* Problem details
The entries need to be copied exactly.

* Records supplied
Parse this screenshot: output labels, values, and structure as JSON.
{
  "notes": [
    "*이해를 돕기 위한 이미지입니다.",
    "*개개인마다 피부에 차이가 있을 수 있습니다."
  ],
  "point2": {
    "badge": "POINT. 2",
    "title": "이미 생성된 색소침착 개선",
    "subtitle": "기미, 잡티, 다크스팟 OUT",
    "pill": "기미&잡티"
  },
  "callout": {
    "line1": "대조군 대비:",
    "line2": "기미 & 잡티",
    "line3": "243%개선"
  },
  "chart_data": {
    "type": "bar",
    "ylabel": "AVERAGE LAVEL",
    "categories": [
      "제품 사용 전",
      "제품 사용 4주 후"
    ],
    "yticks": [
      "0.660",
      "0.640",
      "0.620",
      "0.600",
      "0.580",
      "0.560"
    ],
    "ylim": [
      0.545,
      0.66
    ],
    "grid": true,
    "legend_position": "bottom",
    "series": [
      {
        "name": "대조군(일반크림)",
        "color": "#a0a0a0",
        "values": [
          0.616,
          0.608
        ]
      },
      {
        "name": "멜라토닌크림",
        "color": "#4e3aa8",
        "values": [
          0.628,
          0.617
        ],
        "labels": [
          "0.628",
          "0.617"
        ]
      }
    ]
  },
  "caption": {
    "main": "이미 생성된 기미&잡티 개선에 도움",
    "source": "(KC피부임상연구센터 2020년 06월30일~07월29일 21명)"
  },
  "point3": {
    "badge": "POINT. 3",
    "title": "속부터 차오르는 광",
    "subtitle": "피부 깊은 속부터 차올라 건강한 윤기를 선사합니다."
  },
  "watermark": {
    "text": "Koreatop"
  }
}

* The answer
Parse this screenshot: output labels, values, and structure as JSON.
{
  "notes": [
    "*이해를 돕기 위한 이미지입니다.",
    "*개개인마다 피부에 차이가 있을 수 있습니다."
  ],
  "point2": {
    "badge": "POINT. 2",
    "title": "이미 생성된 색소침착 개선",
    "subtitle": "기미, 잡티, 다크스팟 OUT",
    "pill": "기미&잡티"
  },
  "callout": {
    "line1": "대조군 대비:",
    "line2": "기미 & 잡티",
    "line3": "243%개선"
  },
  "chart_data": {
    "type": "bar",
    "ylabel": "AVERAGE LAVEL",
    "categories": [
      "제품 사용 전",
      "제품 사용 4주 후"
    ],
    "yticks": [
      "0.660",
      "0.640",
      "0.620",
      "0.600",
      "0.580",
      "0.560"
    ],
    "ylim": [
      0.545,
      0.66
    ],
    "grid": true,
    "legend_position": "bottom",
    "series": [
      {
        "name": "대조군(일반크림)",
        "color": "#a0a0a0",
        "values": [
          0.616,
          0.608
        ]
      },
      {
        "name": "멜라토닌크림",
        "color": "#4e3aa8",
        "values": [
          0.628,
          0.617
        ],
        "labels": [
          "0.628",
          "0.617"
        ]
      }
    ]
  },
  "caption": {
    "main": "이미 생성된 기미&잡티 개선에 도움",
    "source": "(KC피부임상연구센터 2020년 06월30일~07월29일 21명)"
  },
  "point3": {
    "badge": "POINT. 3",
    "title": "속부터 차오르는 광",
    "subtitle": "피부 깊은 속부터 차올라 건강한 윤기를 선사합니다."
  },
  "watermark": {
    "text": "Koreatop"
  }
}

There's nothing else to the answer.